_Reading text_:

──────────

In Gaza conflict, news media are more interested in pictures than the truth.


 
 
We've seen the pictures over and over. We see them every few years. Members of the news media wearing flack jackets but standing at a recommended safe distance from actual shelling, their cameras rolling give their reports of the latest barrage of rockets fired into Israel by Hamas from Gaza and the latest on Israeli retaliation and its aftermath and are on the scene quickly to record the carnage, the pained faces and the destruction.

What they never get to is the truth as if they are actually afraid to ask the right questions, the most important questions. The questions are there  to be asked but they never ask them.

 This was apparent a few days ago as CNN showed a home in Gaza damaged by a nearby Israeli missile strike and the Palestinian woman who lived in the home saying to the journalist and the camera, "what did we do to deserve this"?

It was the single most telling and important question of the conflict and one that had an answer. But the reporter on the scene didn't answer her question when the reporter clearly could have.

──────────

_Tasks_:
[a] In one to three sentences, explain why the opinion piece on Gaza news coverage faults the reporter for not responding to the woman's question "what did we do to deserve this".
[b] In the opinion piece on Gaza news coverage, which news network showed the Gaza home damaged by a nearby Israeli missile strike?
Nothing in the lines after this point is needed for the work here.

──────────

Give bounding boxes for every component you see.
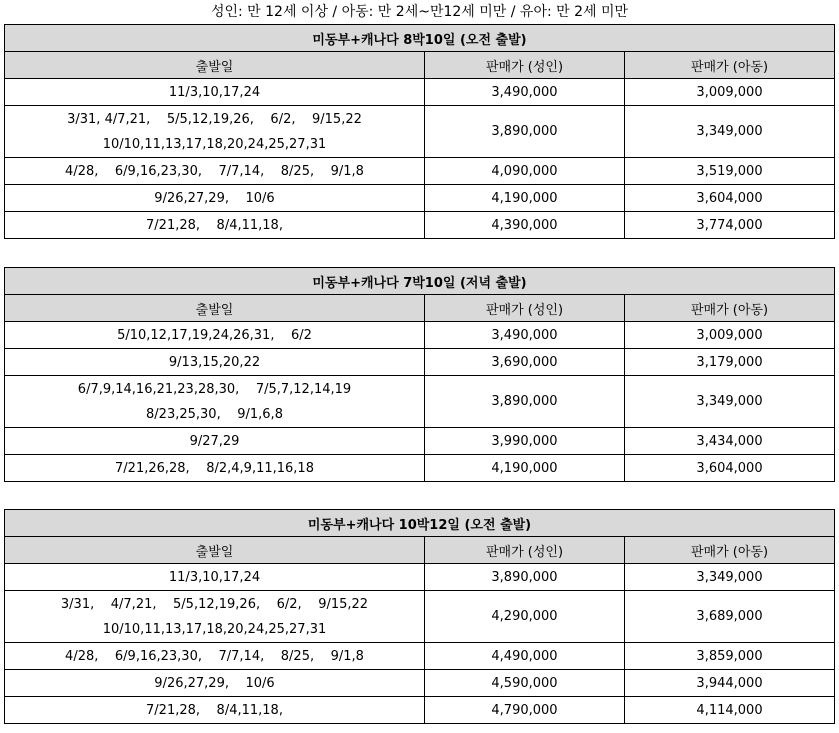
child-price: 4,114,000 [625, 697, 835, 724]
header-adult-price: 판매가 (성인) [425, 537, 625, 564]
adult-price: 4,590,000 [425, 670, 625, 697]
table-row [5, 591, 835, 643]
child-price: 3,179,000 [625, 349, 835, 376]
child-price: 3,944,000 [625, 670, 835, 697]
child-price: 3,009,000 [625, 79, 835, 106]
adult-price: 3,890,000 [425, 564, 625, 591]
departure-dates: 4/28, 6/9,16,23,30, 7/7,14, 8/25, 9/1,8 [5, 158, 425, 185]
departure-dates: 6/7,9,14,16,21,23,28,30, 7/5,7,12,14,19 8/23,25,30, 9/1,6,8 [5, 376, 425, 428]
header-child-price: 판매가 (아동) [625, 295, 835, 322]
table-row [5, 79, 835, 106]
table-title: 미동부+캐나다 7박10일 (저녁 출발) [5, 268, 835, 295]
table-row [5, 376, 835, 428]
table-row [5, 158, 835, 185]
table-row [5, 643, 835, 670]
header-adult-price: 판매가 (성인) [425, 295, 625, 322]
child-price: 3,519,000 [625, 158, 835, 185]
child-price: 3,434,000 [625, 428, 835, 455]
departure-dates: 9/13,15,20,22 [5, 349, 425, 376]
child-price: 3,349,000 [625, 106, 835, 158]
departure-dates: 7/21,26,28, 8/2,4,9,11,16,18 [5, 455, 425, 482]
header-departure-date: 출발일 [5, 52, 425, 79]
departure-dates: 4/28, 6/9,16,23,30, 7/7,14, 8/25, 9/1,8 [5, 643, 425, 670]
departure-dates: 9/27,29 [5, 428, 425, 455]
departure-dates: 9/26,27,29, 10/6 [5, 670, 425, 697]
header-child-price: 판매가 (아동) [625, 52, 835, 79]
departure-dates: 11/3,10,17,24 [5, 79, 425, 106]
adult-price: 3,890,000 [425, 376, 625, 428]
departure-dates: 3/31, 4/7,21, 5/5,12,19,26, 6/2, 9/15,22 10/10,11,13,17,18,20,24,25,27,31 [5, 106, 425, 158]
header-adult-price: 판매가 (성인) [425, 52, 625, 79]
adult-price: 4,490,000 [425, 643, 625, 670]
adult-price: 3,490,000 [425, 79, 625, 106]
age-note: 성인: 만 12세 이상 / 아동: 만 2세~만12세 미만 / 유아: 만 2세 미만 [210, 4, 629, 20]
departure-dates: 7/21,28, 8/4,11,18, [5, 212, 425, 239]
header-departure-date: 출발일 [5, 537, 425, 564]
child-price: 3,604,000 [625, 185, 835, 212]
adult-price: 3,990,000 [425, 428, 625, 455]
departure-dates: 5/10,12,17,19,24,26,31, 6/2 [5, 322, 425, 349]
adult-price: 4,190,000 [425, 185, 625, 212]
table-row [5, 349, 835, 376]
price-table-10n12d [4, 509, 835, 724]
table-row [5, 670, 835, 697]
departure-dates: 11/3,10,17,24 [5, 564, 425, 591]
departure-dates: 3/31, 4/7,21, 5/5,12,19,26, 6/2, 9/15,22 10/10,11,13,17,18,20,24,25,27,31 [5, 591, 425, 643]
child-price: 3,604,000 [625, 455, 835, 482]
adult-price: 4,390,000 [425, 212, 625, 239]
price-table-7n10d [4, 267, 835, 482]
adult-price: 3,690,000 [425, 349, 625, 376]
child-price: 3,349,000 [625, 564, 835, 591]
price-table-8n10d [4, 24, 835, 239]
departure-dates: 9/26,27,29, 10/6 [5, 185, 425, 212]
table-row [5, 697, 835, 724]
adult-price: 4,190,000 [425, 455, 625, 482]
header-departure-date: 출발일 [5, 295, 425, 322]
table-title: 미동부+캐나다 8박10일 (오전 출발) [5, 25, 835, 52]
child-price: 3,689,000 [625, 591, 835, 643]
child-price: 3,774,000 [625, 212, 835, 239]
table-row [5, 322, 835, 349]
table-row [5, 455, 835, 482]
adult-price: 4,790,000 [425, 697, 625, 724]
table-row [5, 428, 835, 455]
adult-price: 4,090,000 [425, 158, 625, 185]
table-row [5, 185, 835, 212]
departure-dates: 7/21,28, 8/4,11,18, [5, 697, 425, 724]
adult-price: 3,490,000 [425, 322, 625, 349]
adult-price: 4,290,000 [425, 591, 625, 643]
table-row [5, 106, 835, 158]
child-price: 3,859,000 [625, 643, 835, 670]
adult-price: 3,890,000 [425, 106, 625, 158]
table-title: 미동부+캐나다 10박12일 (오전 출발) [5, 510, 835, 537]
table-row [5, 212, 835, 239]
child-price: 3,349,000 [625, 376, 835, 428]
table-row [5, 564, 835, 591]
child-price: 3,009,000 [625, 322, 835, 349]
header-child-price: 판매가 (아동) [625, 537, 835, 564]
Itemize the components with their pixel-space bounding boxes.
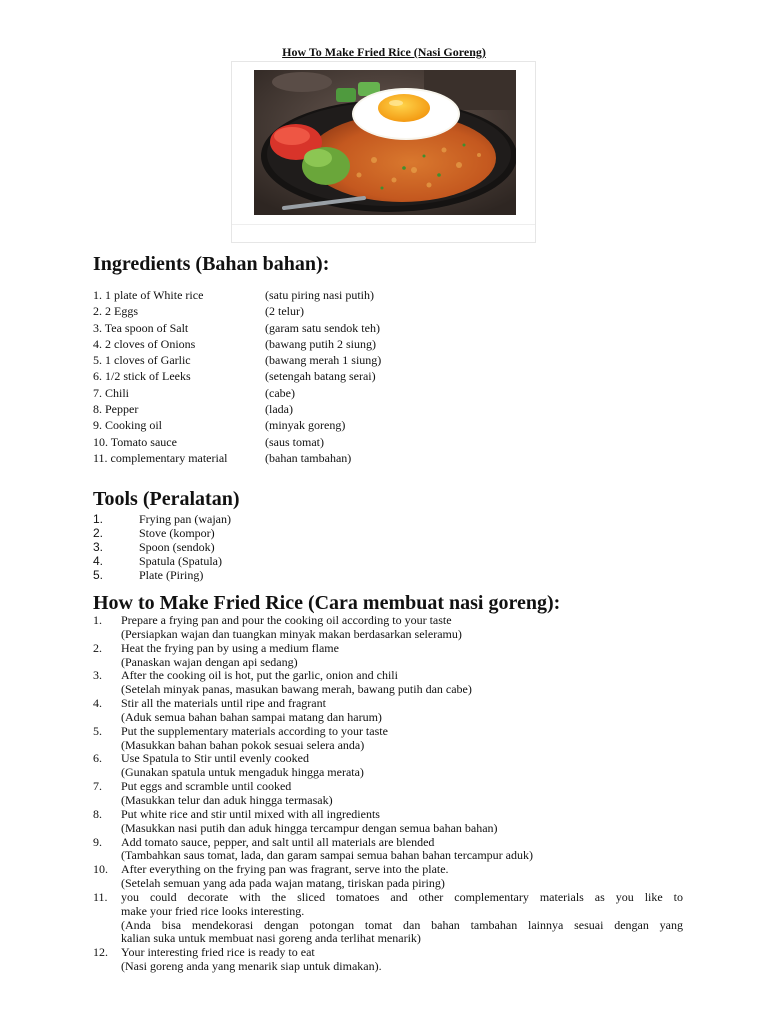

──────────

_The replies_:
[a] The piece calls her question the single most telling and important question of the conflict and says it had an answer. It faults the reporter because the reporter clearly could have answered it but didn't.

[b] CNN